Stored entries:
· · ·

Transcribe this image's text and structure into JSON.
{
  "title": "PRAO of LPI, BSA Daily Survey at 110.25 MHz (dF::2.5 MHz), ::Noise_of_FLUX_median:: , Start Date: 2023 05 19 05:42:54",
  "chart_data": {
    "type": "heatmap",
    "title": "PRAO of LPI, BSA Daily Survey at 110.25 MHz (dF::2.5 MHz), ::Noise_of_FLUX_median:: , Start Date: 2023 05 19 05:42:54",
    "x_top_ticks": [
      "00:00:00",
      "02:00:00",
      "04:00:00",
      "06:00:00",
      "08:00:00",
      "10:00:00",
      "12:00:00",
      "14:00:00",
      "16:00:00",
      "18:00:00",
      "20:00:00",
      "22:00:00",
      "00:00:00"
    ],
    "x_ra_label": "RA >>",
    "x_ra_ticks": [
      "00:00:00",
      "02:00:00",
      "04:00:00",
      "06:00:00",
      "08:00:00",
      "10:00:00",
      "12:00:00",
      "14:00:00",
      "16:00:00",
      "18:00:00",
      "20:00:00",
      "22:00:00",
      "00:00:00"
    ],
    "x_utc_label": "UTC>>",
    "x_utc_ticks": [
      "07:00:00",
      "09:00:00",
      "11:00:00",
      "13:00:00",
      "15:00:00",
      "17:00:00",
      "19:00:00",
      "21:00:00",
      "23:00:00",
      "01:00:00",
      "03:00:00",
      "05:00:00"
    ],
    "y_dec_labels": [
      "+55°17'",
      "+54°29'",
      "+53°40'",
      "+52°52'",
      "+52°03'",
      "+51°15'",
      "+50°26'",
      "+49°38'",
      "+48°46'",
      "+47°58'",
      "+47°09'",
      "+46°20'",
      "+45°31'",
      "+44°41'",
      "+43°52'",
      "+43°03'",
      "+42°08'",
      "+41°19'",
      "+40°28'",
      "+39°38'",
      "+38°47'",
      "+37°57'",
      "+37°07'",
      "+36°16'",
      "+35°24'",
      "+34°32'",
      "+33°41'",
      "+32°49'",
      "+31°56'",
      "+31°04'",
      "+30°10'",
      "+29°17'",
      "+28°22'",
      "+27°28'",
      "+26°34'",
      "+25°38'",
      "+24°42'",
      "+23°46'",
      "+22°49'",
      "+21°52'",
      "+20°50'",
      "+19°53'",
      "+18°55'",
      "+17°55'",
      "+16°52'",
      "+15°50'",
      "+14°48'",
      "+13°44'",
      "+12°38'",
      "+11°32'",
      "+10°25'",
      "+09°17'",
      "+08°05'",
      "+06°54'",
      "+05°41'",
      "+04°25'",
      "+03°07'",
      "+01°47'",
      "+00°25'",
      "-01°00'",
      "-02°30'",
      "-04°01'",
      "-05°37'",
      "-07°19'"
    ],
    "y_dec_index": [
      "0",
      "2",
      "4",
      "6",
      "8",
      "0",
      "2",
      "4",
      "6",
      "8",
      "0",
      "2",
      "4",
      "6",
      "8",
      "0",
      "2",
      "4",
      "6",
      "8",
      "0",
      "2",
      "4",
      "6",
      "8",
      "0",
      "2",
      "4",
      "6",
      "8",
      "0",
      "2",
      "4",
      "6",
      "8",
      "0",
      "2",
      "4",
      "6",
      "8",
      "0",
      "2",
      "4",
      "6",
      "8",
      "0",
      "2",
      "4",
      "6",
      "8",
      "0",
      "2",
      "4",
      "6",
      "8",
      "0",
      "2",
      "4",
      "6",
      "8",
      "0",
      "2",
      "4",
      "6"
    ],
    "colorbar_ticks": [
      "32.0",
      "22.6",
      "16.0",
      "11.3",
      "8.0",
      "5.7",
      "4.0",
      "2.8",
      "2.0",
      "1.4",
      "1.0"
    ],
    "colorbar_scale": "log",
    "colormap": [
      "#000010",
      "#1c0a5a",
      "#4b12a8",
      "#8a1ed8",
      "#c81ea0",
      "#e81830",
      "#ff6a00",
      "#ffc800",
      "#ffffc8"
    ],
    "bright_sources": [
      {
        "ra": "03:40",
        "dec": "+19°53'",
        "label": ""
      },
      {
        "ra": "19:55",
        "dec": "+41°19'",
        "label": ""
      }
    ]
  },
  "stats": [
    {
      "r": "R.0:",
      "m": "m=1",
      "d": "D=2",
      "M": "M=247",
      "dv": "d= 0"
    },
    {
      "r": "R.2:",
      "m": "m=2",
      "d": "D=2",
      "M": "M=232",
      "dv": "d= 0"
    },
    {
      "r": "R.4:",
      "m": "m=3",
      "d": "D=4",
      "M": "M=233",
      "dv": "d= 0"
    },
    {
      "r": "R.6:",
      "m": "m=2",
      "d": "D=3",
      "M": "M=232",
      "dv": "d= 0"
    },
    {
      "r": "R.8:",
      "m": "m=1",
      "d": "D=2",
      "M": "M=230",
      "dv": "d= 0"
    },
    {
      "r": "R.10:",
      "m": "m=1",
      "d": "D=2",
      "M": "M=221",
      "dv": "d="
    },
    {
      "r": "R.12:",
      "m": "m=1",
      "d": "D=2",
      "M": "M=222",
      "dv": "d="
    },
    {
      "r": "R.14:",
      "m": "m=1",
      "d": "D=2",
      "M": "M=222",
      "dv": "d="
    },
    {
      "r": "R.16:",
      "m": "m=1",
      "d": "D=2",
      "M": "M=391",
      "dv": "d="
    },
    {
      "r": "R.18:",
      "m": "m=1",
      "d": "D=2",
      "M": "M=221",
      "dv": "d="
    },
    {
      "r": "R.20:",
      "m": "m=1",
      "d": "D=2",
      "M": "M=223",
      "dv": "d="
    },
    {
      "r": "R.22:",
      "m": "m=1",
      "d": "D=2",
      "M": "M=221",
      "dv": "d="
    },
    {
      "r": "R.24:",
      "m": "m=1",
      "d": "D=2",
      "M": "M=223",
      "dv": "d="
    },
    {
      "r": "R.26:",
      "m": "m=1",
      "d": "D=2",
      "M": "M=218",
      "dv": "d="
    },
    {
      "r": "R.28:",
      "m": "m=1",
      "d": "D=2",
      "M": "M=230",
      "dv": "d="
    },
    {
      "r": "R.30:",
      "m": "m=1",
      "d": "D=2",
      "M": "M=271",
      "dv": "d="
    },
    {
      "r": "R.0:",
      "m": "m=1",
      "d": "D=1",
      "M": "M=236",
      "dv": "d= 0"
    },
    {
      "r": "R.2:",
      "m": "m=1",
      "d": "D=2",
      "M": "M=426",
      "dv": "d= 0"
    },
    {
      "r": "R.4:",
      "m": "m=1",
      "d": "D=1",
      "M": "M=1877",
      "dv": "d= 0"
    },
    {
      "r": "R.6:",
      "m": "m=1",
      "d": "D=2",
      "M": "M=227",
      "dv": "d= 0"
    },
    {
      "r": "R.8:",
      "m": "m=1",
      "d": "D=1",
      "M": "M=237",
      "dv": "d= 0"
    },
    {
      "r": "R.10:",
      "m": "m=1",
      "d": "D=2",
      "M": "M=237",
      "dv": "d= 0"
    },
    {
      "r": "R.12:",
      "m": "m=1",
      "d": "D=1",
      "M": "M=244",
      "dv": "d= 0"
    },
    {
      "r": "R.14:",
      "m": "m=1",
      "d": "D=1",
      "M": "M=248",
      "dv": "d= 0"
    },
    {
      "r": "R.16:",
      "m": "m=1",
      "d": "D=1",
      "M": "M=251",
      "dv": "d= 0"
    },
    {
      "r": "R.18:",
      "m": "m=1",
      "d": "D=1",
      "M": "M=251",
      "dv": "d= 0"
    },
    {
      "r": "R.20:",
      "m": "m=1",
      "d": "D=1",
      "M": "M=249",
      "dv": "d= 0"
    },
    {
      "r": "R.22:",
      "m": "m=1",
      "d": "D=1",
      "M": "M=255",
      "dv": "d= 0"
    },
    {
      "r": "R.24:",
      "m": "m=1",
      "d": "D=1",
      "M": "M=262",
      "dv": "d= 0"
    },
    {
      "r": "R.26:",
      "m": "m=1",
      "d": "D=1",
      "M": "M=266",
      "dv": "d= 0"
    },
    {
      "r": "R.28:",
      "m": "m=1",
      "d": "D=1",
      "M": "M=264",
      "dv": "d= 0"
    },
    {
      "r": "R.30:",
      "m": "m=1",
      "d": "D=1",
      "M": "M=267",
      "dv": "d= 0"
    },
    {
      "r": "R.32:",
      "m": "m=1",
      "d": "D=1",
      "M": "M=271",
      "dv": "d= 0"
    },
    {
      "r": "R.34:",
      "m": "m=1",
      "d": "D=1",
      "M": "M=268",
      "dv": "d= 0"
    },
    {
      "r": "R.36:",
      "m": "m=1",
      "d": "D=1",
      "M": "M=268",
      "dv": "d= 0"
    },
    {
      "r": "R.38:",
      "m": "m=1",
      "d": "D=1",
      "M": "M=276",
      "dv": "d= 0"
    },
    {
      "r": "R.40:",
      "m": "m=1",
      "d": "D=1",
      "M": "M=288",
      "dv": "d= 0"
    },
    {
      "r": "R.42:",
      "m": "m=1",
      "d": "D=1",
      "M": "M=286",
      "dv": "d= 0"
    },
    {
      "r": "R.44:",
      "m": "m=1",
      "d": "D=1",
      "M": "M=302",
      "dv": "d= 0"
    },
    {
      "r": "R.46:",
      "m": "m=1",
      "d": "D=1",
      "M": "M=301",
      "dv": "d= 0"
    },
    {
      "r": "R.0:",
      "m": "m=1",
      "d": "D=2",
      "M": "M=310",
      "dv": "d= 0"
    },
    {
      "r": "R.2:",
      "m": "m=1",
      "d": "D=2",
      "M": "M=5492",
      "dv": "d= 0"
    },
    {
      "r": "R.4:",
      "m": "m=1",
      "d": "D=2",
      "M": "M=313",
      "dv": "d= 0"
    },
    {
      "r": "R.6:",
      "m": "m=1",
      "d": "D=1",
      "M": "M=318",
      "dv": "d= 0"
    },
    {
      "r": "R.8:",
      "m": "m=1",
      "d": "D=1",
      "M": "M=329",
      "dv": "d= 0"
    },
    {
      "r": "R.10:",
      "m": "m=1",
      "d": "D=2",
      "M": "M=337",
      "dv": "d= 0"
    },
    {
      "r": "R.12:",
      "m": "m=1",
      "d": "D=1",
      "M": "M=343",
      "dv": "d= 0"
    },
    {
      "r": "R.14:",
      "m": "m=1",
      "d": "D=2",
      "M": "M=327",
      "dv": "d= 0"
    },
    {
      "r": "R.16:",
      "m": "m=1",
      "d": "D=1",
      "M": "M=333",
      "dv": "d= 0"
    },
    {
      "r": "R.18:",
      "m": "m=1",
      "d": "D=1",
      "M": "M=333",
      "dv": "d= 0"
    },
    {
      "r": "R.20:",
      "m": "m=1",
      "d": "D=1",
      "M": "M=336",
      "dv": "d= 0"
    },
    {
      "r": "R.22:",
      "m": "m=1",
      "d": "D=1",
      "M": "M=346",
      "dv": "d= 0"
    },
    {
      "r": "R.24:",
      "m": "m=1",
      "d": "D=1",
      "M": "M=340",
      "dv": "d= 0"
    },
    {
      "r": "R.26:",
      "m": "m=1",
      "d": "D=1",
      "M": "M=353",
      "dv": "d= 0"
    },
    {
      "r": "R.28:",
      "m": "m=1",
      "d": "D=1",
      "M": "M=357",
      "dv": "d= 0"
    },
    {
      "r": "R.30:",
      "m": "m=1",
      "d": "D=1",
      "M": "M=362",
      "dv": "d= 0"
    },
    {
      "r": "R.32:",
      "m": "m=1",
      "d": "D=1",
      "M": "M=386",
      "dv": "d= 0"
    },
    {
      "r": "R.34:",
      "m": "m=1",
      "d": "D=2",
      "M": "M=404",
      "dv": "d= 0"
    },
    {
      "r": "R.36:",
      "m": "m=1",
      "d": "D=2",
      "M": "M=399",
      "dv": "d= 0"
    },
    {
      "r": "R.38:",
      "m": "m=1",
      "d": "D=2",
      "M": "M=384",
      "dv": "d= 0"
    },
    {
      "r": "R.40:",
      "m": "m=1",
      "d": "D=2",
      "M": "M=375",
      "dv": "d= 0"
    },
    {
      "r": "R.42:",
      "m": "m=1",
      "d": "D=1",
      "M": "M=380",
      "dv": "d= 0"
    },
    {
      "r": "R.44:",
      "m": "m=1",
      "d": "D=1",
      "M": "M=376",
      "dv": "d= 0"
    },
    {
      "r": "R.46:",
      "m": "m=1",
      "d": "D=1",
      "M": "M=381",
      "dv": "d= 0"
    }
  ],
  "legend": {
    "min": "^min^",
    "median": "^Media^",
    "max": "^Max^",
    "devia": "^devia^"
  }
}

· · ·

Exercise details: In the listing, find every line containing the word "Start" and list it.

The output:
  "title": "PRAO of LPI, BSA Daily Survey at 110.25 MHz (dF::2.5 MHz), ::Noise_of_FLUX_median:: , Start Date: 2023 05 19 05:42:54",
    "title": "PRAO of LPI, BSA Daily Survey at 110.25 MHz (dF::2.5 MHz), ::Noise_of_FLUX_median:: , Start Date: 2023 05 19 05:42:54",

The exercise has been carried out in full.